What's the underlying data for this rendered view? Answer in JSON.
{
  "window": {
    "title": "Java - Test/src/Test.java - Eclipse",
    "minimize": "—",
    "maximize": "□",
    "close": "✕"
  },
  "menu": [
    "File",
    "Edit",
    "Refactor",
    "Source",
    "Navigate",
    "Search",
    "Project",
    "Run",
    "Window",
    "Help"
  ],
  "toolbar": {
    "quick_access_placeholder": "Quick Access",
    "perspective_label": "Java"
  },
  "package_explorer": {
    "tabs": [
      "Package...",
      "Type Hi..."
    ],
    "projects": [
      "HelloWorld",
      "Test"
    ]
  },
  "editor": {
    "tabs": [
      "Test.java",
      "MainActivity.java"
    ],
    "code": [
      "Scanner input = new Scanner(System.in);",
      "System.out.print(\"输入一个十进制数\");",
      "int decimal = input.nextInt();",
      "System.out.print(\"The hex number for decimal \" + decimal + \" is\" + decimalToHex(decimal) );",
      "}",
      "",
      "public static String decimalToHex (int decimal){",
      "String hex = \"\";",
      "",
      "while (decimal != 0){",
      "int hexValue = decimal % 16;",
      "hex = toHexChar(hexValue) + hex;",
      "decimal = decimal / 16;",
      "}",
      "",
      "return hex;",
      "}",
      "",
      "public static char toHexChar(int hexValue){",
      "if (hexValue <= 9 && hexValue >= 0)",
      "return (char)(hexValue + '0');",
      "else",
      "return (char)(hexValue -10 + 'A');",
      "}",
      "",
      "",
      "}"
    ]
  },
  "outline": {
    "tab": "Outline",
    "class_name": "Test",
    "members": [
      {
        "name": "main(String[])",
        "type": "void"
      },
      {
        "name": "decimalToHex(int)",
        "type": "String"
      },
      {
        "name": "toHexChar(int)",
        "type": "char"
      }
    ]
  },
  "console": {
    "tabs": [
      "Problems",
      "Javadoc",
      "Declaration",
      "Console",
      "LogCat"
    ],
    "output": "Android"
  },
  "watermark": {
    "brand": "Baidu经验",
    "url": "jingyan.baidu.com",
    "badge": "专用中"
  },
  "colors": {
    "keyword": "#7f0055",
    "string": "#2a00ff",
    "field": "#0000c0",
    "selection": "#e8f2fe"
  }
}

▶ [REQUIREMENT] Send back each record exactly as it stands.

▶ [TASK OUTPUT]
What's the underlying data for this rendered view? Answer in JSON.
{
  "window": {
    "title": "Java - Test/src/Test.java - Eclipse",
    "minimize": "—",
    "maximize": "□",
    "close": "✕"
  },
  "menu": [
    "File",
    "Edit",
    "Refactor",
    "Source",
    "Navigate",
    "Search",
    "Project",
    "Run",
    "Window",
    "Help"
  ],
  "toolbar": {
    "quick_access_placeholder": "Quick Access",
    "perspective_label": "Java"
  },
  "package_explorer": {
    "tabs": [
      "Package...",
      "Type Hi..."
    ],
    "projects": [
      "HelloWorld",
      "Test"
    ]
  },
  "editor": {
    "tabs": [
      "Test.java",
      "MainActivity.java"
    ],
    "code": [
      "Scanner input = new Scanner(System.in);",
      "System.out.print(\"输入一个十进制数\");",
      "int decimal = input.nextInt();",
      "System.out.print(\"The hex number for decimal \" + decimal + \" is\" + decimalToHex(decimal) );",
      "}",
      "",
      "public static String decimalToHex (int decimal){",
      "String hex = \"\";",
      "",
      "while (decimal != 0){",
      "int hexValue = decimal % 16;",
      "hex = toHexChar(hexValue) + hex;",
      "decimal = decimal / 16;",
      "}",
      "",
      "return hex;",
      "}",
      "",
      "public static char toHexChar(int hexValue){",
      "if (hexValue <= 9 && hexValue >= 0)",
      "return (char)(hexValue + '0');",
      "else",
      "return (char)(hexValue -10 + 'A');",
      "}",
      "",
      "",
      "}"
    ]
  },
  "outline": {
    "tab": "Outline",
    "class_name": "Test",
    "members": [
      {
        "name": "main(String[])",
        "type": "void"
      },
      {
        "name": "decimalToHex(int)",
        "type": "String"
      },
      {
        "name": "toHexChar(int)",
        "type": "char"
      }
    ]
  },
  "console": {
    "tabs": [
      "Problems",
      "Javadoc",
      "Declaration",
      "Console",
      "LogCat"
    ],
    "output": "Android"
  },
  "watermark": {
    "brand": "Baidu经验",
    "url": "jingyan.baidu.com",
    "badge": "专用中"
  },
  "colors": {
    "keyword": "#7f0055",
    "string": "#2a00ff",
    "field": "#0000c0",
    "selection": "#e8f2fe"
  }
}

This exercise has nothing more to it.